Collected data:
[start]

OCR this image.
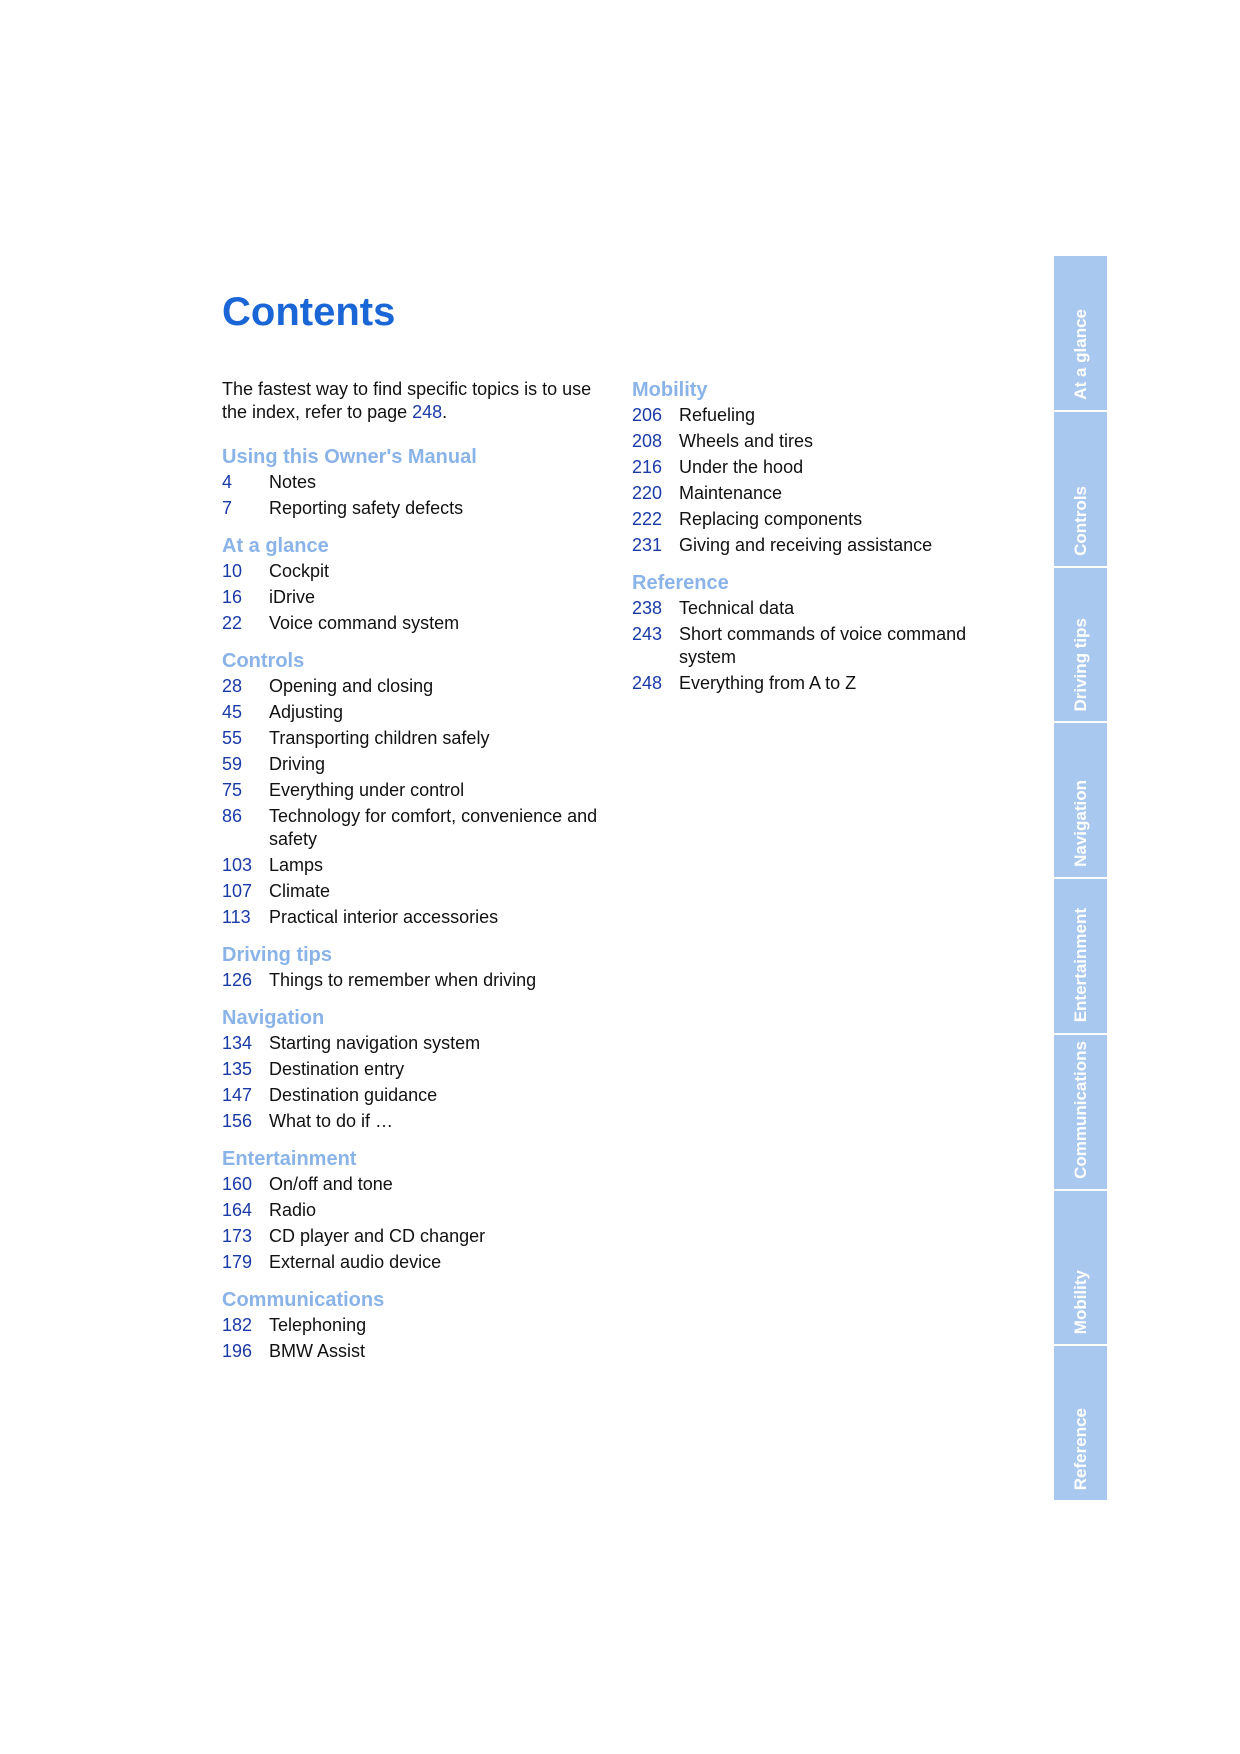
Contents

The fastest way to find specific topics is to use the index, refer to page 248.

Using this Owner's Manual
4	Notes
7	Reporting safety defects
At a glance
10	Cockpit
16	iDrive
22	Voice command system
Controls
28	Opening and closing
45	Adjusting
55	Transporting children safely
59	Driving
75	Everything under control
86	Technology for comfort, convenience and safety
103 Lamps
107 Climate
113	Practical interior accessories
Driving tips
126 Things to remember when driving
Navigation
134 Starting navigation system
135 Destination entry
147 Destination guidance
156 What to do if …
Entertainment
160 On/off and tone
164 Radio
173 CD player and CD changer
179 External audio device
Communications
182 Telephoning
196 BMW Assist
Mobility
206 Refueling
208 Wheels and tires
216 Under the hood
220 Maintenance
222 Replacing components
231 Giving and receiving assistance
Reference
238 Technical data
243 Short commands of voice command system
248 Everything from A to Z
At a glance
Controls
Driving tips
Navigation
Entertainment
Communications
Mobility
Reference
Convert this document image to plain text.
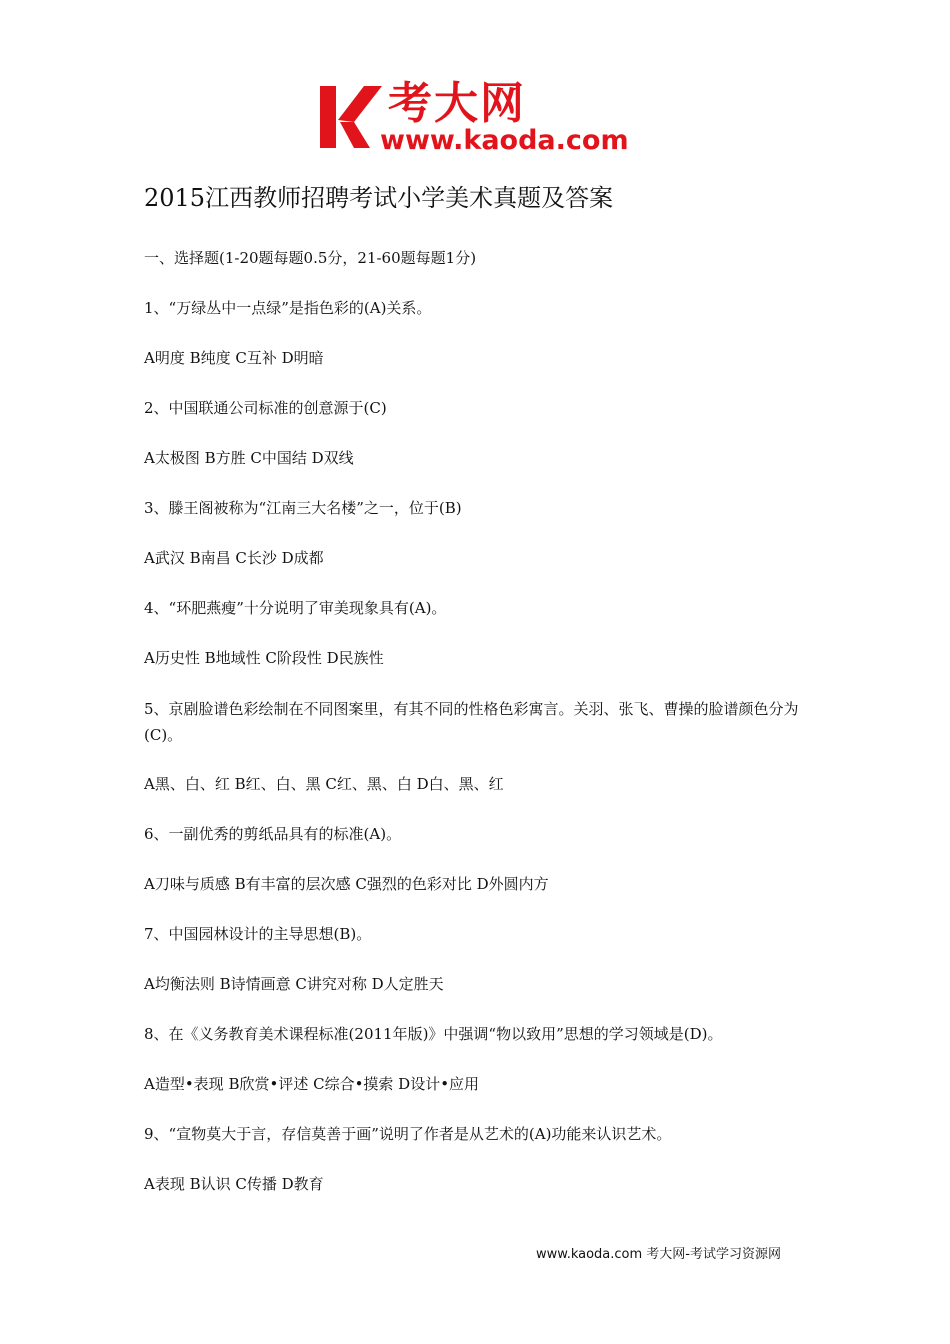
考大网
www.kaoda.com
2015江西教师招聘考试小学美术真题及答案

一、选择题(1-20题每题0.5分，21-60题每题1分)

1、“万绿丛中一点绿”是指色彩的(A)关系。

A明度 B纯度 C互补 D明暗

2、中国联通公司标准的创意源于(C)

A太极图 B方胜 C中国结 D双线

3、滕王阁被称为“江南三大名楼”之一，位于(B)

A武汉 B南昌 C长沙 D成都

4、“环肥燕瘦”十分说明了审美现象具有(A)。

A历史性 B地域性 C阶段性 D民族性

5、京剧脸谱色彩绘制在不同图案里，有其不同的性格色彩寓言。关羽、张飞、曹操的脸谱颜色分为(C)。

A黑、白、红 B红、白、黑 C红、黑、白 D白、黑、红

6、一副优秀的剪纸品具有的标准(A)。

A刀味与质感 B有丰富的层次感 C强烈的色彩对比 D外圆内方

7、中国园林设计的主导思想(B)。

A均衡法则 B诗情画意 C讲究对称 D人定胜天

8、在《义务教育美术课程标准(2011年版)》中强调“物以致用”思想的学习领域是(D)。

A造型•表现 B欣赏•评述 C综合•摸索 D设计•应用

9、“宣物莫大于言，存信莫善于画”说明了作者是从艺术的(A)功能来认识艺术。

A表现 B认识 C传播 D教育

www.kaoda.com 考大网-考试学习资源网
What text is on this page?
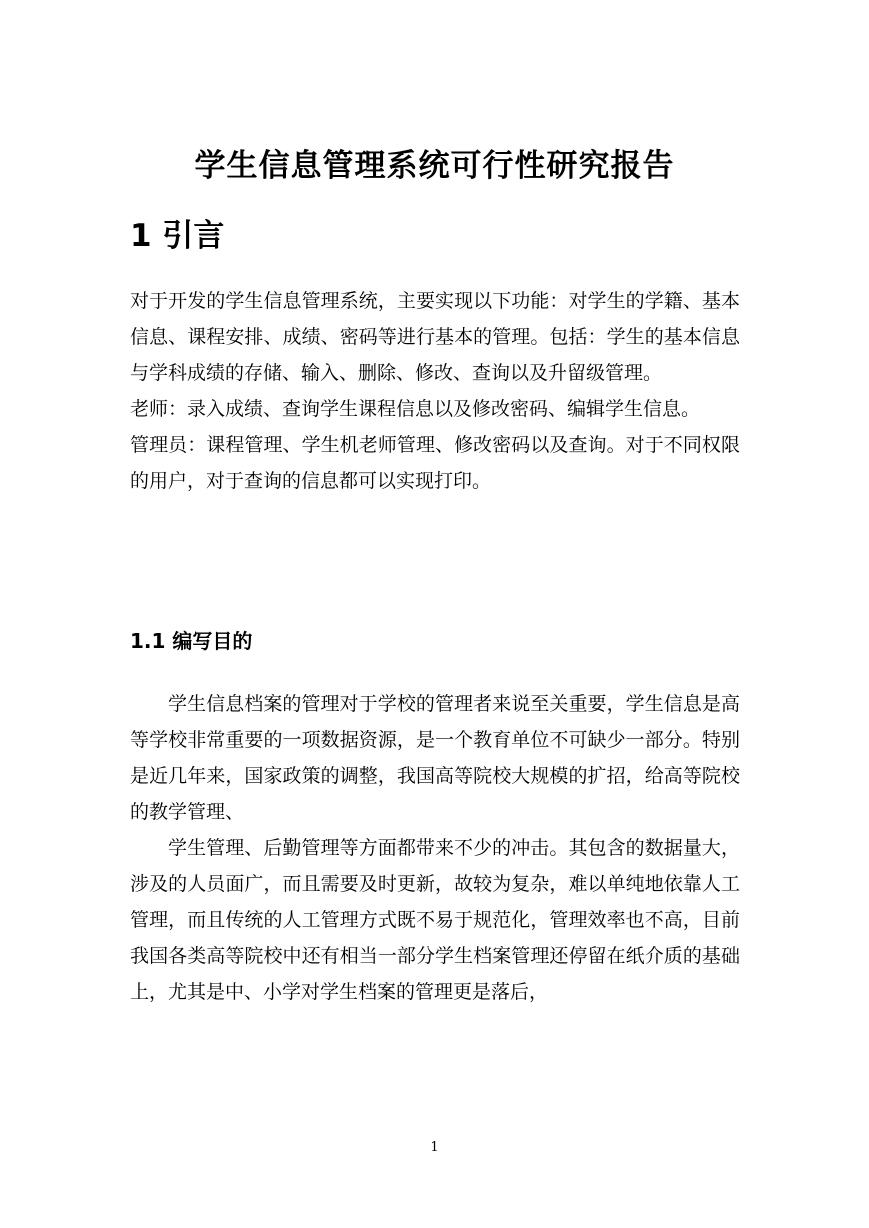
学生信息管理系统可行性研究报告
1 引言

对于开发的学生信息管理系统，主要实现以下功能：对学生的学籍、基本信息、课程安排、成绩、密码等进行基本的管理。包括：学生的基本信息与学科成绩的存储、输入、删除、修改、查询以及升留级管理。

老师：录入成绩、查询学生课程信息以及修改密码、编辑学生信息。

管理员：课程管理、学生机老师管理、修改密码以及查询。对于不同权限的用户，对于查询的信息都可以实现打印。

1.1 编写目的

学生信息档案的管理对于学校的管理者来说至关重要，学生信息是高等学校非常重要的一项数据资源，是一个教育单位不可缺少一部分。特别是近几年来，国家政策的调整，我国高等院校大规模的扩招，给高等院校的教学管理、

学生管理、后勤管理等方面都带来不少的冲击。其包含的数据量大，涉及的人员面广，而且需要及时更新，故较为复杂，难以单纯地依靠人工管理，而且传统的人工管理方式既不易于规范化，管理效率也不高，目前我国各类高等院校中还有相当一部分学生档案管理还停留在纸介质的基础上，尤其是中、小学对学生档案的管理更是落后，

1
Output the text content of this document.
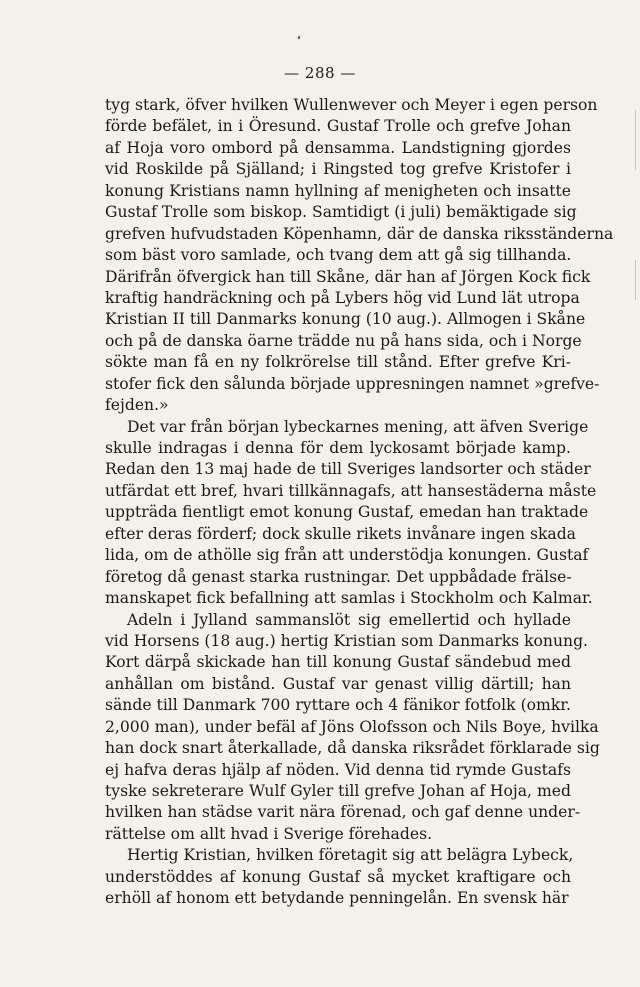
— 288 —
tyg stark, öfver hvilken Wullenwever och Meyer i egen person
förde befälet, in i Öresund. Gustaf Trolle och grefve Johan
af Hoja voro ombord på densamma. Landstigning gjordes
vid Roskilde på Själland; i Ringsted tog grefve Kristofer i
konung Kristians namn hyllning af menigheten och insatte
Gustaf Trolle som biskop. Samtidigt (i juli) bemäktigade sig
grefven hufvudstaden Köpenhamn, där de danska riksständerna
som bäst voro samlade, och tvang dem att gå sig tillhanda.
Därifrån öfvergick han till Skåne, där han af Jörgen Kock fick
kraftig handräckning och på Lybers hög vid Lund lät utropa
Kristian II till Danmarks konung (10 aug.). Allmogen i Skåne
och på de danska öarne trädde nu på hans sida, och i Norge
sökte man få en ny folkrörelse till stånd. Efter grefve Kri-
stofer fick den sålunda började uppresningen namnet »grefve-
fejden.»
Det var från början lybeckarnes mening, att äfven Sverige
skulle indragas i denna för dem lyckosamt började kamp.
Redan den 13 maj hade de till Sveriges landsorter och städer
utfärdat ett bref, hvari tillkännagafs, att hansestäderna måste
uppträda fientligt emot konung Gustaf, emedan han traktade
efter deras förderf; dock skulle rikets invånare ingen skada
lida, om de athölle sig från att understödja konungen. Gustaf
företog då genast starka rustningar. Det uppbådade frälse-
manskapet fick befallning att samlas i Stockholm och Kalmar.
Adeln i Jylland sammanslöt sig emellertid och hyllade
vid Horsens (18 aug.) hertig Kristian som Danmarks konung.
Kort därpå skickade han till konung Gustaf sändebud med
anhållan om bistånd. Gustaf var genast villig därtill; han
sände till Danmark 700 ryttare och 4 fänikor fotfolk (omkr.
2,000 man), under befäl af Jöns Olofsson och Nils Boye, hvilka
han dock snart återkallade, då danska riksrådet förklarade sig
ej hafva deras hjälp af nöden. Vid denna tid rymde Gustafs
tyske sekreterare Wulf Gyler till grefve Johan af Hoja, med
hvilken han städse varit nära förenad, och gaf denne under-
rättelse om allt hvad i Sverige förehades.
Hertig Kristian, hvilken företagit sig att belägra Lybeck,
understöddes af konung Gustaf så mycket kraftigare och
erhöll af honom ett betydande penningelån. En svensk här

[end]

Write the lines from the line containing "Output the text content of this document." through the last line of the data out again exactly, and only those lines; pictures stay out.

Output the text content of this document.
— 288 —
tyg stark, öfver hvilken Wullenwever och Meyer i egen person
förde befälet, in i Öresund. Gustaf Trolle och grefve Johan
af Hoja voro ombord på densamma. Landstigning gjordes
vid Roskilde på Själland; i Ringsted tog grefve Kristofer i
konung Kristians namn hyllning af menigheten och insatte
Gustaf Trolle som biskop. Samtidigt (i juli) bemäktigade sig
grefven hufvudstaden Köpenhamn, där de danska riksständerna
som bäst voro samlade, och tvang dem att gå sig tillhanda.
Därifrån öfvergick han till Skåne, där han af Jörgen Kock fick
kraftig handräckning och på Lybers hög vid Lund lät utropa
Kristian II till Danmarks konung (10 aug.). Allmogen i Skåne
och på de danska öarne trädde nu på hans sida, och i Norge
sökte man få en ny folkrörelse till stånd. Efter grefve Kri-
stofer fick den sålunda började uppresningen namnet »grefve-
fejden.»
Det var från början lybeckarnes mening, att äfven Sverige
skulle indragas i denna för dem lyckosamt började kamp.
Redan den 13 maj hade de till Sveriges landsorter och städer
utfärdat ett bref, hvari tillkännagafs, att hansestäderna måste
uppträda fientligt emot konung Gustaf, emedan han traktade
efter deras förderf; dock skulle rikets invånare ingen skada
lida, om de athölle sig från att understödja konungen. Gustaf
företog då genast starka rustningar. Det uppbådade frälse-
manskapet fick befallning att samlas i Stockholm och Kalmar.
Adeln i Jylland sammanslöt sig emellertid och hyllade
vid Horsens (18 aug.) hertig Kristian som Danmarks konung.
Kort därpå skickade han till konung Gustaf sändebud med
anhållan om bistånd. Gustaf var genast villig därtill; han
sände till Danmark 700 ryttare och 4 fänikor fotfolk (omkr.
2,000 man), under befäl af Jöns Olofsson och Nils Boye, hvilka
han dock snart återkallade, då danska riksrådet förklarade sig
ej hafva deras hjälp af nöden. Vid denna tid rymde Gustafs
tyske sekreterare Wulf Gyler till grefve Johan af Hoja, med
hvilken han städse varit nära förenad, och gaf denne under-
rättelse om allt hvad i Sverige förehades.
Hertig Kristian, hvilken företagit sig att belägra Lybeck,
understöddes af konung Gustaf så mycket kraftigare och
erhöll af honom ett betydande penningelån. En svensk här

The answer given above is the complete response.